Request:
Return all lines below containing the word "nous".

[BEGIN Data shown]

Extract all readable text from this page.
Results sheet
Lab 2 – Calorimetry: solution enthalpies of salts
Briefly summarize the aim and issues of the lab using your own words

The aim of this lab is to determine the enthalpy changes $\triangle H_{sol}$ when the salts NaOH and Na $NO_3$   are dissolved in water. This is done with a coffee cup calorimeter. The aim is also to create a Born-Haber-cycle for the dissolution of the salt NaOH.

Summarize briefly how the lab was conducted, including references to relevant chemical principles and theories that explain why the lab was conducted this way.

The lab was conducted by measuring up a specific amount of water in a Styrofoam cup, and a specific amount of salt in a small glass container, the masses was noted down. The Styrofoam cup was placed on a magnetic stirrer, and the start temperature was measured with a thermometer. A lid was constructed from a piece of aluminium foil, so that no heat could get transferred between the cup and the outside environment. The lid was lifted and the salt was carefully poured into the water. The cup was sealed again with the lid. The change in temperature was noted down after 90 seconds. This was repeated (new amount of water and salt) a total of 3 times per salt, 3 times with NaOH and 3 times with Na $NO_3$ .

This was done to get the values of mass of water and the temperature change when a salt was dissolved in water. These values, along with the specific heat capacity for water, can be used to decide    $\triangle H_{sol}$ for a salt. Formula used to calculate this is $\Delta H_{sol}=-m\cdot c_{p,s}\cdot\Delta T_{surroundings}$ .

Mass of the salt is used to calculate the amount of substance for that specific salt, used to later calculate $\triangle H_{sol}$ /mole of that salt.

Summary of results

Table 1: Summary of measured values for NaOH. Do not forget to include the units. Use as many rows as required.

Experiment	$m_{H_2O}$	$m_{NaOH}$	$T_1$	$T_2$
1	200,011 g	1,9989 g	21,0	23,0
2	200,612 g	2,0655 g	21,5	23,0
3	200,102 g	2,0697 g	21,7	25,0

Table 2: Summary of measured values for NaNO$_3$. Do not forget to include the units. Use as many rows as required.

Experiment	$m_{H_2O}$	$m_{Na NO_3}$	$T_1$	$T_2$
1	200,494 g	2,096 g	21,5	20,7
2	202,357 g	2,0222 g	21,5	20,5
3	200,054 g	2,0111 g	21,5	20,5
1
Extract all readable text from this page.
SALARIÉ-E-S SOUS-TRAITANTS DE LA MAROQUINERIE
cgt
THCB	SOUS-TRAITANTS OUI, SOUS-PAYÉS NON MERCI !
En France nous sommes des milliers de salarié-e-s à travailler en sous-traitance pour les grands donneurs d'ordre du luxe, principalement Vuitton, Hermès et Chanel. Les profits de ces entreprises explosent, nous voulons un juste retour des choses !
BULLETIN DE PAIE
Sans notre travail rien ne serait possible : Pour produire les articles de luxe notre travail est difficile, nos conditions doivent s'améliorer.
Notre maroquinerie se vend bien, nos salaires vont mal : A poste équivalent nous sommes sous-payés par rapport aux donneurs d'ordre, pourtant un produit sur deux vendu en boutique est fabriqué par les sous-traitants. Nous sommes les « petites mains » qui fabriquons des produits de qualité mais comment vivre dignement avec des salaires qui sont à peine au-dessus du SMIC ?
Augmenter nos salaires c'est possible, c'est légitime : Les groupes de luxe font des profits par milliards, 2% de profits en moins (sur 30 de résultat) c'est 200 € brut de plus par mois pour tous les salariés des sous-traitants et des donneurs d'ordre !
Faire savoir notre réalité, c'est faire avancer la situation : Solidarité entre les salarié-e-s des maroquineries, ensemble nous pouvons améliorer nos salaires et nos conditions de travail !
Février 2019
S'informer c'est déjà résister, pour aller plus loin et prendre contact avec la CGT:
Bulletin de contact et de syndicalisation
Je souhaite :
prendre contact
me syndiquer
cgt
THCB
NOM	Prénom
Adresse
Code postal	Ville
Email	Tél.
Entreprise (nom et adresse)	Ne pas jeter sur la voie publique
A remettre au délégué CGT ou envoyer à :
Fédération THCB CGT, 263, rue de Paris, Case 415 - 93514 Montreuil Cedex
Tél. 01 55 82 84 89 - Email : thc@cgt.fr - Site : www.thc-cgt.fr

[END Data shown]

Result:
En France nous sommes des milliers de salarié-e-s à travailler en sous-traitance pour les grands donneurs d'ordre du luxe, principalement Vuitton, Hermès et Chanel. Les profits de ces entreprises explosent, nous voulons un juste retour des choses !
Notre maroquinerie se vend bien, nos salaires vont mal : A poste équivalent nous sommes sous-payés par rapport aux donneurs d'ordre, pourtant un produit sur deux vendu en boutique est fabriqué par les sous-traitants. Nous sommes les « petites mains » qui fabriquons des produits de qualité mais comment vivre dignement avec des salaires qui sont à peine au-dessus du SMIC ?
Faire savoir notre réalité, c'est faire avancer la situation : Solidarité entre les salarié-e-s des maroquineries, ensemble nous pouvons améliorer nos salaires et nos conditions de travail !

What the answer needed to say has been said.